* **Objective**: Take the material below and retype it in full; pictures are left out.

— begin Excerpted data —

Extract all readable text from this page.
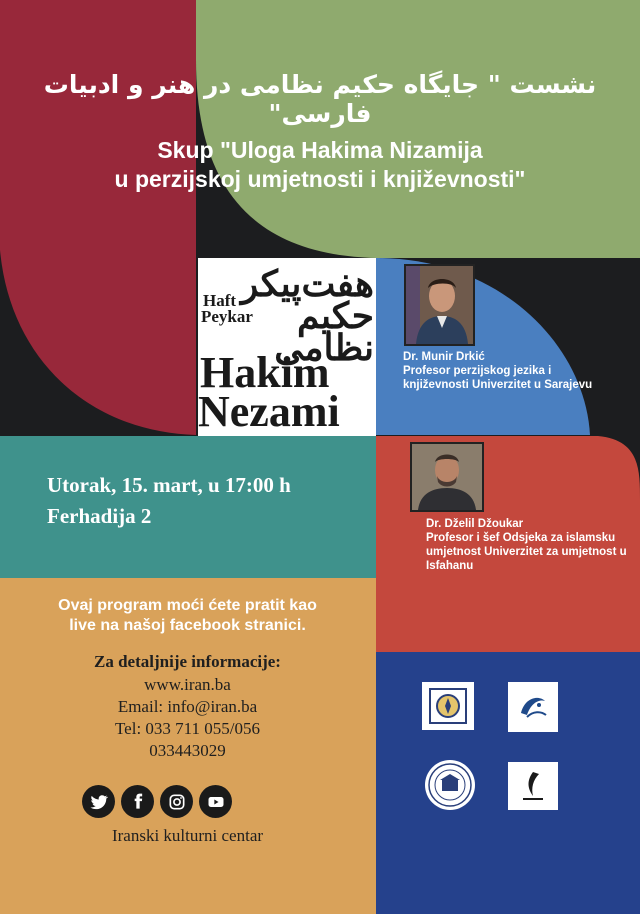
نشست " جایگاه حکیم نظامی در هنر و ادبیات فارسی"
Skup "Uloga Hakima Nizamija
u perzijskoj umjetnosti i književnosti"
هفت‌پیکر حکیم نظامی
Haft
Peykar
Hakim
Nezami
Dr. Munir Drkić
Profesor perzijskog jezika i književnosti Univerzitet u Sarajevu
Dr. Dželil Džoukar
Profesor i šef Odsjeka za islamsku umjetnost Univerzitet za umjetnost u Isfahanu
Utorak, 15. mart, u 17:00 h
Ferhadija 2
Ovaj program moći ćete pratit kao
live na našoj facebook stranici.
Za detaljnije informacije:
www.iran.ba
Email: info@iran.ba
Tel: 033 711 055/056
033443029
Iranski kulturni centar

— end Excerpted data —

* **Expected answer**:
Extract all readable text from this page.
نشست " جایگاه حکیم نظامی در هنر و ادبیات فارسی"
Skup "Uloga Hakima Nizamija
u perzijskoj umjetnosti i književnosti"
هفت‌پیکر حکیم نظامی
Haft
Peykar
Hakim
Nezami
Dr. Munir Drkić
Profesor perzijskog jezika i književnosti Univerzitet u Sarajevu
Dr. Dželil Džoukar
Profesor i šef Odsjeka za islamsku umjetnost Univerzitet za umjetnost u Isfahanu
Utorak, 15. mart, u 17:00 h
Ferhadija 2
Ovaj program moći ćete pratit kao
live na našoj facebook stranici.
Za detaljnije informacije:
www.iran.ba
Email: info@iran.ba
Tel: 033 711 055/056
033443029
Iranski kulturni centar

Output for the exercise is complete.